▶ Latihan Singkat A
Masukkan baris-baris rekaman di bawah, mulai dari awal rekaman sampai dengan baris yang memuat "staticText: . bbox=[143, 601, 155, 665]", ke dalam sebuah daftar JSON berisi string, satu string untuk setiap baris dan tanpa baris kosong.

─── Kutipan Teks

Nationalgeographic.co.id—"Kita akan lelang hari ini empat puluh budak," ujar seorang lelaki berlogat Aceh dengan lantang. Ia menyeruak berdiri di tengah kerumuman orang-orang di pasar. Bajunya yang berwarna merah tampak begitu mencolok sehingga ia menjadi pusat perhatian.
"Budak yang bisa Anda pakai siang malam. Budak terbaik yang kami ambil dari negeri-negeri semenanjung." Kemudian, sembari membawa jam pasir dan pedangnya, ia mewanti-wanti, "Hati-hati, jaga uang Anda."
Lelaki berbaju merah itu berkata dengan lantang bahwa merica Aceh Darussalam tumbuh di sepanjang pantai barat. Rempah itu ditanam dengan tangan-tangan halus yang tidak pernah terkena sinar matahari, dan dipanen oleh tangan-tangan kuat yang setiap hari memukul baja. "Ya, kami menjadi produsen ketiga di dunia," ujarnya. "Kerajaan Aceh Darussalam, setelah Turki Usmani, dan Goa di India."
Sembari mengempit rokok dengan bibirnya, ia berujar, "Hari ini kita kedatangan banyak pedagang asing untuk melihat apakah benar merica terbaik ada di Aceh Darussalam," ujarnya. "Kita mulai. Harga kami buka dengan empat dirham atau seribu dua ratus dolar Spanyol untuk satu pikul. Silakan!"
Para pedagang dari berbagai bangsa memulai penawaran mereka. Seorang pedagang memberikan penawaran pertama sebesar 50 dirham. Kemudian para pedagang lain memberikan penawaran berikutnya berturut-turut 100 dirham, 125 dirham, 500 dirham. Seorang perempuaan bangsawan Aceh berani memberikan penawaran sebesar lebih tinggi, sementara itu istri bangsawan Sabang tak mau kalah.
Ketika lelang berlangsung, pengemis-pengemis berkeliaran di sudut-sudut pasar. Kadang kehadiran mereka begitu mengganggu, sehingga kerap dihardik dan diusir oleh pedagang. Pada zaman itu pun masyarakat Aceh menganggap pekerjaan mengemis merupakan pekerjaan yang hina.
Ada aturan pada zaman itu tentang tata cara singgah di bandar. Di pasar rempah itu setiap pedagang yang hendak memasuki pelabuhan Aceh Darussalam harus mendapat izin dari Sultan. Hanya para pedagang yang telah mendapat surat berstempel kesultanan yang diizinkan melanjutkan aktivitas dagangnya di negeri itu. Mereka bisa berdagang, mengikuti lelang, tinggal, bahkan membangun pos dagang.

──────
─── Masukan Latihan

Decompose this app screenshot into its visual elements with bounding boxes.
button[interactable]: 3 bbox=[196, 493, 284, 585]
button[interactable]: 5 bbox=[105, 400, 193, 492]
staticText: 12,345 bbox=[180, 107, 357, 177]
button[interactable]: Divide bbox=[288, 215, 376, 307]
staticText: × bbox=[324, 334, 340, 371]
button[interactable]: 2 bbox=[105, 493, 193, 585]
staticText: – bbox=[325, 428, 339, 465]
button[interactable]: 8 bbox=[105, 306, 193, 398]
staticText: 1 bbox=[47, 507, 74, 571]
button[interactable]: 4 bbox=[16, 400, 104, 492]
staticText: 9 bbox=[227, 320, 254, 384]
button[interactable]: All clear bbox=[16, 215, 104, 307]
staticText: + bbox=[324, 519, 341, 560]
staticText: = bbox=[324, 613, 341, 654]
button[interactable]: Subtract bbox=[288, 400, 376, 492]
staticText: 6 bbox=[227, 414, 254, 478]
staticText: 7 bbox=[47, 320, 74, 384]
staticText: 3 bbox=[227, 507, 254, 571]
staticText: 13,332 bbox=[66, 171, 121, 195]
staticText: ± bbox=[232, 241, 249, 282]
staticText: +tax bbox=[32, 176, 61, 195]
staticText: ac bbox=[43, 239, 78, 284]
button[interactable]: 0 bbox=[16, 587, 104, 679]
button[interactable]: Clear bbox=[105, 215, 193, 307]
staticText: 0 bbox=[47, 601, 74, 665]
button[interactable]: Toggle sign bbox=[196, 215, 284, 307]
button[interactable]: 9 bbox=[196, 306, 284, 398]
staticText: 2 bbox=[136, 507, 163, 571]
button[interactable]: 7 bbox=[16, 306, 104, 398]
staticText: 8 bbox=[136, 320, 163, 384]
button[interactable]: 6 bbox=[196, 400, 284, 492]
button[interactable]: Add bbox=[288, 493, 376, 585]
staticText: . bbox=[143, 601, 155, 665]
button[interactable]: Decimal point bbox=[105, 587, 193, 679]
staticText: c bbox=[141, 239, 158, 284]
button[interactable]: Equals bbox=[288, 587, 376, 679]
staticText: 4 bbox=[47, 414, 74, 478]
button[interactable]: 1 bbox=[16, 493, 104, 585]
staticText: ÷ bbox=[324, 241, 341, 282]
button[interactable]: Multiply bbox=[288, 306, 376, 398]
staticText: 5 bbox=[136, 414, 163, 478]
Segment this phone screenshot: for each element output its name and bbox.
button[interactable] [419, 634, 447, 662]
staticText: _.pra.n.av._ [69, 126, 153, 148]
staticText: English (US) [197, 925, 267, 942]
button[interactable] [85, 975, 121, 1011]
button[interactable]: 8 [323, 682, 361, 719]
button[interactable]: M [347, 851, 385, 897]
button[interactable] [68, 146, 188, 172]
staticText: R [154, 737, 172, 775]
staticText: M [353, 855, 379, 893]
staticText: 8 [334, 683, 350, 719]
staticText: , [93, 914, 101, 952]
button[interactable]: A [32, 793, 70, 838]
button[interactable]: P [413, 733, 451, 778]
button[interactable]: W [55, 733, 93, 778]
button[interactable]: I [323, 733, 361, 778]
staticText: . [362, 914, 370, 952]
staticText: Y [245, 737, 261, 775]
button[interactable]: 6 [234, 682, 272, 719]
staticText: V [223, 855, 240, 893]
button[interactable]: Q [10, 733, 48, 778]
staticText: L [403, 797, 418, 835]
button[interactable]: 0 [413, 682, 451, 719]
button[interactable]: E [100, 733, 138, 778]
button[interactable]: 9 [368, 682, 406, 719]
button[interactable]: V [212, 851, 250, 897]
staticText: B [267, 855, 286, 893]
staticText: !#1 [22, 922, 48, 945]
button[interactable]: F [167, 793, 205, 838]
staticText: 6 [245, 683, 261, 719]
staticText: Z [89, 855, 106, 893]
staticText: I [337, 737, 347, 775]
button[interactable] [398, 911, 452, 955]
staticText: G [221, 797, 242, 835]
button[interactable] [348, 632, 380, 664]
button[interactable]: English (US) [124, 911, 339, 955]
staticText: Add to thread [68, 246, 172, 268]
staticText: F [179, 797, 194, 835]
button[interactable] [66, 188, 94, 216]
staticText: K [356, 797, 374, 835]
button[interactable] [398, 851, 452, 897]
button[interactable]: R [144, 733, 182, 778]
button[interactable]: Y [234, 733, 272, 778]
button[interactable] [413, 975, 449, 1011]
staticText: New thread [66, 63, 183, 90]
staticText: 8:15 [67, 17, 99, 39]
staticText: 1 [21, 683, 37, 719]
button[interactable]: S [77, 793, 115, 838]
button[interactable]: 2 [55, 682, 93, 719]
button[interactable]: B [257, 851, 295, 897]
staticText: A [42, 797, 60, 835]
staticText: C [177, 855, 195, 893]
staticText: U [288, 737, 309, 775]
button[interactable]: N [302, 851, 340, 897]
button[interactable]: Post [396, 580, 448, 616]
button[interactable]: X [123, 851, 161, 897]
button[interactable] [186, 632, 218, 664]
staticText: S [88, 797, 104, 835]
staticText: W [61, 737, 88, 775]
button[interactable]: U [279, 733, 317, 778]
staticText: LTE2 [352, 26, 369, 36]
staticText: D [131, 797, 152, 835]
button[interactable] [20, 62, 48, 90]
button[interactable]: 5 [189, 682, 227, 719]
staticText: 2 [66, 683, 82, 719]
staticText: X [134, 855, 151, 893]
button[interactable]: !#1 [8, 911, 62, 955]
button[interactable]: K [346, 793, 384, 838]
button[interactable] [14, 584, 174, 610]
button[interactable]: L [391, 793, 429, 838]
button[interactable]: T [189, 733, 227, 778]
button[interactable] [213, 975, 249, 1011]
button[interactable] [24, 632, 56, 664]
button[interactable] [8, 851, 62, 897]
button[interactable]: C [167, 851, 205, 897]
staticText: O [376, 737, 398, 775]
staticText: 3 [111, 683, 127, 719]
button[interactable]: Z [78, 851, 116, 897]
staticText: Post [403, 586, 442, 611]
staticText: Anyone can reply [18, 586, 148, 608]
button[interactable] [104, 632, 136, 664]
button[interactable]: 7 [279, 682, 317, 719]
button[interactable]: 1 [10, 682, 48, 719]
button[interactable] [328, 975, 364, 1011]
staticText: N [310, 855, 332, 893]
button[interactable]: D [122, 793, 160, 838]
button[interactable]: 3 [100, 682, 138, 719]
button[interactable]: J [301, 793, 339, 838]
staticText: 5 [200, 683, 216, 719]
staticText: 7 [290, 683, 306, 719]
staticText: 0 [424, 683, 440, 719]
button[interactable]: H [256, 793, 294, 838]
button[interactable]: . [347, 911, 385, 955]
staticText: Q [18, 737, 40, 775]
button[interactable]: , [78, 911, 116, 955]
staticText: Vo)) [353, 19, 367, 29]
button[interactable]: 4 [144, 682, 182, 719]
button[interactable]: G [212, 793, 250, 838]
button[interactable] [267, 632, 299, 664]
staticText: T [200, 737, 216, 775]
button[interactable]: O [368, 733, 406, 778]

──────

▶ Latihan Singkat B
Jawab pertanyaan berikut berdasarkan kutipan tentang pasar rempah Aceh Darussalam di atas.
(i) Setelah siapa saja Kerajaan Aceh Darussalam disebut sebagai produsen merica ketiga di dunia?
(ii) Berapa harga pembuka yang disebutkan untuk satu pikul merica?
(iii) Dari siapa pedagang harus mendapat izin untuk memasuki pelabuhan Aceh Darussalam?

▶ Jawaban Lengkap A
[
  "Decompose this app screenshot into its visual elements with bounding boxes.",
  "button[interactable]: 3 bbox=[196, 493, 284, 585]",
  "button[interactable]: 5 bbox=[105, 400, 193, 492]",
  "staticText: 12,345 bbox=[180, 107, 357, 177]",
  "button[interactable]: Divide bbox=[288, 215, 376, 307]",
  "staticText: × bbox=[324, 334, 340, 371]",
  "button[interactable]: 2 bbox=[105, 493, 193, 585]",
  "staticText: – bbox=[325, 428, 339, 465]",
  "button[interactable]: 8 bbox=[105, 306, 193, 398]",
  "staticText: 1 bbox=[47, 507, 74, 571]",
  "button[interactable]: 4 bbox=[16, 400, 104, 492]",
  "staticText: 9 bbox=[227, 320, 254, 384]",
  "button[interactable]: All clear bbox=[16, 215, 104, 307]",
  "staticText: + bbox=[324, 519, 341, 560]",
  "staticText: = bbox=[324, 613, 341, 654]",
  "button[interactable]: Subtract bbox=[288, 400, 376, 492]",
  "staticText: 6 bbox=[227, 414, 254, 478]",
  "staticText: 7 bbox=[47, 320, 74, 384]",
  "staticText: 3 bbox=[227, 507, 254, 571]",
  "staticText: 13,332 bbox=[66, 171, 121, 195]",
  "staticText: ± bbox=[232, 241, 249, 282]",
  "staticText: +tax bbox=[32, 176, 61, 195]",
  "staticText: ac bbox=[43, 239, 78, 284]",
  "button[interactable]: 0 bbox=[16, 587, 104, 679]",
  "button[interactable]: Clear bbox=[105, 215, 193, 307]",
  "staticText: 0 bbox=[47, 601, 74, 665]",
  "button[interactable]: Toggle sign bbox=[196, 215, 284, 307]",
  "button[interactable]: 9 bbox=[196, 306, 284, 398]",
  "staticText: 2 bbox=[136, 507, 163, 571]",
  "button[interactable]: 7 bbox=[16, 306, 104, 398]",
  "staticText: 8 bbox=[136, 320, 163, 384]",
  "button[interactable]: 6 bbox=[196, 400, 284, 492]",
  "button[interactable]: Add bbox=[288, 493, 376, 585]",
  "staticText: . bbox=[143, 601, 155, 665]"
]

▶ Jawaban Lengkap B
(i) Turki Usmani dan Goa di India.
(ii) Empat dirham atau seribu dua ratus dolar Spanyol.
(iii) Dari Sultan.